* _Directions_: Repeat every record below exactly as it appears.

::: Data entries :::

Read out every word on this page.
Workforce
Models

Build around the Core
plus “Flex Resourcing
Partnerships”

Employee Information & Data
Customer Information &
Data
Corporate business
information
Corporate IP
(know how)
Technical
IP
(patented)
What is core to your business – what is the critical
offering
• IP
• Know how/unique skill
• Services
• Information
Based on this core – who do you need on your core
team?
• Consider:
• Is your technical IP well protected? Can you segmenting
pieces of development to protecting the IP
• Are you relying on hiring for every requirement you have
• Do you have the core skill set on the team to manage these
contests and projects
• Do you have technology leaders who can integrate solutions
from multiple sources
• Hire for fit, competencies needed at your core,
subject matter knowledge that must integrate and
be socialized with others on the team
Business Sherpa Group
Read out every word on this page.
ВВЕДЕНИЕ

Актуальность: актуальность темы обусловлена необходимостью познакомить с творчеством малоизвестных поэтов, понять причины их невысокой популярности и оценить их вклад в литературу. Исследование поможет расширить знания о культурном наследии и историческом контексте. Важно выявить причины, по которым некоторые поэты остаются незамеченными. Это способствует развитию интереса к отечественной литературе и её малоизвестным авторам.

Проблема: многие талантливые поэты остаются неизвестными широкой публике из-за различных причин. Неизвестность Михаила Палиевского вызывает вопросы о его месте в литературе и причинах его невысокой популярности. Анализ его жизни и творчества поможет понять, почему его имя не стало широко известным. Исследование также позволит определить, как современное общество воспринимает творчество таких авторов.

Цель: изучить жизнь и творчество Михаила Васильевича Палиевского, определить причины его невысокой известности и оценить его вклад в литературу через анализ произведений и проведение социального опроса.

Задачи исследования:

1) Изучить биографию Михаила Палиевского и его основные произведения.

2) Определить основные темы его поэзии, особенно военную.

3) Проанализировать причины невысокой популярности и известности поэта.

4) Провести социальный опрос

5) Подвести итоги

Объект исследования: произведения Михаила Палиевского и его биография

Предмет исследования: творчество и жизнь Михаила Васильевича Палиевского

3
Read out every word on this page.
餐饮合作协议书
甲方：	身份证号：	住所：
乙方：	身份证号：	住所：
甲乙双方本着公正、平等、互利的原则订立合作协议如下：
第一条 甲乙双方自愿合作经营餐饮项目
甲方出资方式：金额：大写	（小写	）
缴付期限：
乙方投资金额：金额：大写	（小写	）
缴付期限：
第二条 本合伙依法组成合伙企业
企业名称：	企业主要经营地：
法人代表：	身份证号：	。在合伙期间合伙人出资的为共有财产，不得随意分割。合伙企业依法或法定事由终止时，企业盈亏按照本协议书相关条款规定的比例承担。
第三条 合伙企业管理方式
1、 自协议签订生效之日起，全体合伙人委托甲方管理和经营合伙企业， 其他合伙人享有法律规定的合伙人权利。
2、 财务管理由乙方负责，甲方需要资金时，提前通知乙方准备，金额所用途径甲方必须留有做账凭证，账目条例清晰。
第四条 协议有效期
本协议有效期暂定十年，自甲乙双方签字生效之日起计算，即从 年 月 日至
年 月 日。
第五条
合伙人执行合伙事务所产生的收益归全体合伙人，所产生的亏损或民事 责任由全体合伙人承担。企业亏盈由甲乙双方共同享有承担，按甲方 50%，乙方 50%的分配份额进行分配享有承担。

:::

* _Exercise result_:
Read out every word on this page.
Workforce
Models

Build around the Core
plus “Flex Resourcing
Partnerships”

Employee Information & Data
Customer Information &
Data
Corporate business
information
Corporate IP
(know how)
Technical
IP
(patented)
What is core to your business – what is the critical
offering
• IP
• Know how/unique skill
• Services
• Information
Based on this core – who do you need on your core
team?
• Consider:
• Is your technical IP well protected? Can you segmenting
pieces of development to protecting the IP
• Are you relying on hiring for every requirement you have
• Do you have the core skill set on the team to manage these
contests and projects
• Do you have technology leaders who can integrate solutions
from multiple sources
• Hire for fit, competencies needed at your core,
subject matter knowledge that must integrate and
be socialized with others on the team
Business Sherpa Group
Read out every word on this page.
ВВЕДЕНИЕ

Актуальность: актуальность темы обусловлена необходимостью познакомить с творчеством малоизвестных поэтов, понять причины их невысокой популярности и оценить их вклад в литературу. Исследование поможет расширить знания о культурном наследии и историческом контексте. Важно выявить причины, по которым некоторые поэты остаются незамеченными. Это способствует развитию интереса к отечественной литературе и её малоизвестным авторам.

Проблема: многие талантливые поэты остаются неизвестными широкой публике из-за различных причин. Неизвестность Михаила Палиевского вызывает вопросы о его месте в литературе и причинах его невысокой популярности. Анализ его жизни и творчества поможет понять, почему его имя не стало широко известным. Исследование также позволит определить, как современное общество воспринимает творчество таких авторов.

Цель: изучить жизнь и творчество Михаила Васильевича Палиевского, определить причины его невысокой известности и оценить его вклад в литературу через анализ произведений и проведение социального опроса.

Задачи исследования:

1) Изучить биографию Михаила Палиевского и его основные произведения.

2) Определить основные темы его поэзии, особенно военную.

3) Проанализировать причины невысокой популярности и известности поэта.

4) Провести социальный опрос

5) Подвести итоги

Объект исследования: произведения Михаила Палиевского и его биография

Предмет исследования: творчество и жизнь Михаила Васильевича Палиевского

3
Read out every word on this page.
餐饮合作协议书
甲方：	身份证号：	住所：
乙方：	身份证号：	住所：
甲乙双方本着公正、平等、互利的原则订立合作协议如下：
第一条 甲乙双方自愿合作经营餐饮项目
甲方出资方式：金额：大写	（小写	）
缴付期限：
乙方投资金额：金额：大写	（小写	）
缴付期限：
第二条 本合伙依法组成合伙企业
企业名称：	企业主要经营地：
法人代表：	身份证号：	。在合伙期间合伙人出资的为共有财产，不得随意分割。合伙企业依法或法定事由终止时，企业盈亏按照本协议书相关条款规定的比例承担。
第三条 合伙企业管理方式
1、 自协议签订生效之日起，全体合伙人委托甲方管理和经营合伙企业， 其他合伙人享有法律规定的合伙人权利。
2、 财务管理由乙方负责，甲方需要资金时，提前通知乙方准备，金额所用途径甲方必须留有做账凭证，账目条例清晰。
第四条 协议有效期
本协议有效期暂定十年，自甲乙双方签字生效之日起计算，即从 年 月 日至
年 月 日。
第五条
合伙人执行合伙事务所产生的收益归全体合伙人，所产生的亏损或民事 责任由全体合伙人承担。企业亏盈由甲乙双方共同享有承担，按甲方 50%，乙方 50%的分配份额进行分配享有承担。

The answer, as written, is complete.